TASK DETAILS → Every line of the material is to be quoted verbatim, minus the pictures.

===== INFORMATION SHOWN =====

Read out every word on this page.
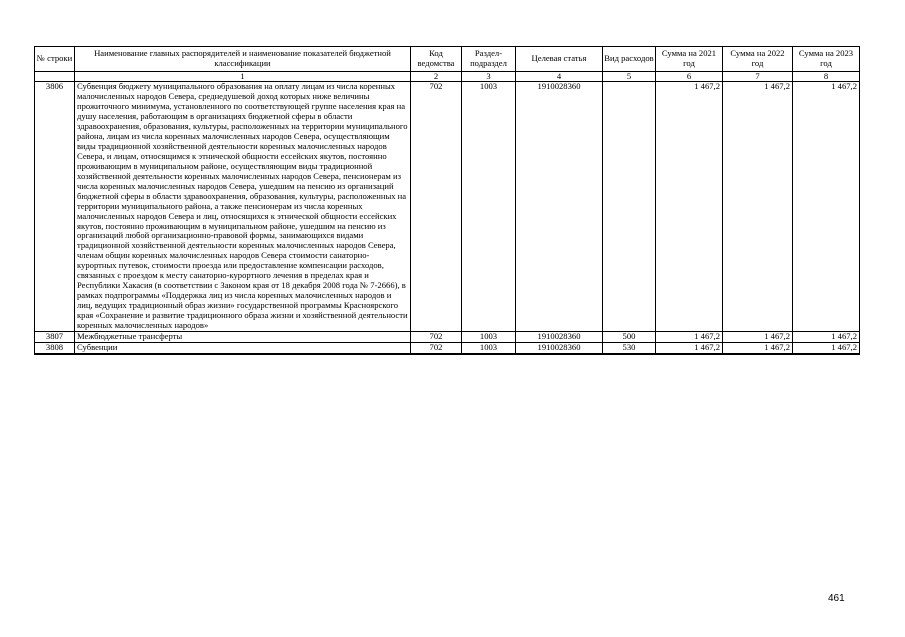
№ строки	Наименование главных распорядителей и наименование показателей бюджетной классификации	Код ведомства	Раздел-подраздел	Целевая статья	Вид расходов	Сумма на 2021 год	Сумма на 2022 год	Сумма на 2023 год
	1	2	3	4	5	6	7	8
3806	Субвенция бюджету муниципального образования на оплату лицам из числа коренных малочисленных народов Севера, среднедушевой доход которых ниже величины прожиточного минимума, установленного по соответствующей группе населения края на душу населения, работающим в организациях бюджетной сферы в области здравоохранения, образования, культуры, расположенных на территории муниципального района, лицам из числа коренных малочисленных народов Севера, осуществляющим виды традиционной хозяйственной деятельности коренных малочисленных народов Севера, и лицам, относящимся к этнической общности ессейских якутов, постоянно проживающим в муниципальном районе, осуществляющим виды традиционной хозяйственной деятельности коренных малочисленных народов Севера, пенсионерам из числа коренных малочисленных народов Севера, ушедшим на пенсию из организаций бюджетной сферы в области здравоохранения, образования, культуры, расположенных на территории муниципального района, а также пенсионерам из числа коренных малочисленных народов Севера и лиц, относящихся к этнической общности ессейских якутов, постоянно проживающим в муниципальном районе, ушедшим на пенсию из организаций любой организационно-правовой формы, занимающихся видами традиционной хозяйственной деятельности коренных малочисленных народов Севера, членам общин коренных малочисленных народов Севера стоимости санаторно-курортных путевок, стоимости проезда или предоставление компенсации расходов, связанных с проездом к месту санаторно-курортного лечения в пределах края и Республики Хакасия (в соответствии с Законом края от 18 декабря 2008 года № 7-2666), в рамках подпрограммы «Поддержка лиц из числа коренных малочисленных народов и лиц, ведущих традиционный образ жизни» государственной программы Красноярского края «Сохранение и развитие традиционного образа жизни и хозяйственной деятельности коренных малочисленных народов»	702	1003	1910028360		1 467,2	1 467,2	1 467,2
3807	Межбюджетные трансферты	702	1003	1910028360	500	1 467,2	1 467,2	1 467,2
3808	Субвенции	702	1003	1910028360	530	1 467,2	1 467,2	1 467,2
461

=====

EXPECTED ANSWER →
Read out every word on this page.
№ строки	Наименование главных распорядителей и наименование показателей бюджетной классификации	Код ведомства	Раздел-подраздел	Целевая статья	Вид расходов	Сумма на 2021 год	Сумма на 2022 год	Сумма на 2023 год
	1	2	3	4	5	6	7	8
3806	Субвенция бюджету муниципального образования на оплату лицам из числа коренных малочисленных народов Севера, среднедушевой доход которых ниже величины прожиточного минимума, установленного по соответствующей группе населения края на душу населения, работающим в организациях бюджетной сферы в области здравоохранения, образования, культуры, расположенных на территории муниципального района, лицам из числа коренных малочисленных народов Севера, осуществляющим виды традиционной хозяйственной деятельности коренных малочисленных народов Севера, и лицам, относящимся к этнической общности ессейских якутов, постоянно проживающим в муниципальном районе, осуществляющим виды традиционной хозяйственной деятельности коренных малочисленных народов Севера, пенсионерам из числа коренных малочисленных народов Севера, ушедшим на пенсию из организаций бюджетной сферы в области здравоохранения, образования, культуры, расположенных на территории муниципального района, а также пенсионерам из числа коренных малочисленных народов Севера и лиц, относящихся к этнической общности ессейских якутов, постоянно проживающим в муниципальном районе, ушедшим на пенсию из организаций любой организационно-правовой формы, занимающихся видами традиционной хозяйственной деятельности коренных малочисленных народов Севера, членам общин коренных малочисленных народов Севера стоимости санаторно-курортных путевок, стоимости проезда или предоставление компенсации расходов, связанных с проездом к месту санаторно-курортного лечения в пределах края и Республики Хакасия (в соответствии с Законом края от 18 декабря 2008 года № 7-2666), в рамках подпрограммы «Поддержка лиц из числа коренных малочисленных народов и лиц, ведущих традиционный образ жизни» государственной программы Красноярского края «Сохранение и развитие традиционного образа жизни и хозяйственной деятельности коренных малочисленных народов»	702	1003	1910028360		1 467,2	1 467,2	1 467,2
3807	Межбюджетные трансферты	702	1003	1910028360	500	1 467,2	1 467,2	1 467,2
3808	Субвенции	702	1003	1910028360	530	1 467,2	1 467,2	1 467,2
461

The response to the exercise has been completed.